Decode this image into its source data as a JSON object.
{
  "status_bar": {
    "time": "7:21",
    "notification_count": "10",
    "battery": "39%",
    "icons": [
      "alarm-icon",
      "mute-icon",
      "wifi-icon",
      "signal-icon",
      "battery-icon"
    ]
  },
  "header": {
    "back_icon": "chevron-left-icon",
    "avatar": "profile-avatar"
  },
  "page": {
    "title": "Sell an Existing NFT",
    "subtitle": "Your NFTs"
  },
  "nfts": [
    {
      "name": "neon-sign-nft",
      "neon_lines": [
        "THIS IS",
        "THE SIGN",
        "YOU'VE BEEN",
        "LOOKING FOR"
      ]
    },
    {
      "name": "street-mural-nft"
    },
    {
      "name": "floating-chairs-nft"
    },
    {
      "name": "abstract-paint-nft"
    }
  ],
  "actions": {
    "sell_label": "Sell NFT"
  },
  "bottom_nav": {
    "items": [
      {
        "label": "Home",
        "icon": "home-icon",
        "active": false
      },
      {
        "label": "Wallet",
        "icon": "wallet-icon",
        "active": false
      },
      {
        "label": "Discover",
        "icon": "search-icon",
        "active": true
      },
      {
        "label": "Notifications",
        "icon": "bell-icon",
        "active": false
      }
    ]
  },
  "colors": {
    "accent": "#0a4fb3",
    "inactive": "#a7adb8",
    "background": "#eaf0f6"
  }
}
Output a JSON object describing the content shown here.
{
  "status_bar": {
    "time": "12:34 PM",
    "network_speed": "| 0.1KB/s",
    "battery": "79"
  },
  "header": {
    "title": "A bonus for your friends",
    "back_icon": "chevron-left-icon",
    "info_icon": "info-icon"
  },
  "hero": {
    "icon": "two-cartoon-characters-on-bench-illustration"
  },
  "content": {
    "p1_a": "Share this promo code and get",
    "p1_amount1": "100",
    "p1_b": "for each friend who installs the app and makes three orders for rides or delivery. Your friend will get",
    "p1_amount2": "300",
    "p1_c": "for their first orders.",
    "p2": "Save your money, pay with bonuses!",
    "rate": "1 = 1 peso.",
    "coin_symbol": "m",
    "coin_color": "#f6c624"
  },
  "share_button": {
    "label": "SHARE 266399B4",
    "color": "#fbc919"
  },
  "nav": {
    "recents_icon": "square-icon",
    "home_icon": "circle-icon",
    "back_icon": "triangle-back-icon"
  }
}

Work instructions: Which lines above contain the word "orders"? Copy each of them.

Full response:
    "p1_b": "for each friend who installs the app and makes three orders for rides or delivery. Your friend will get",
    "p1_c": "for their first orders.",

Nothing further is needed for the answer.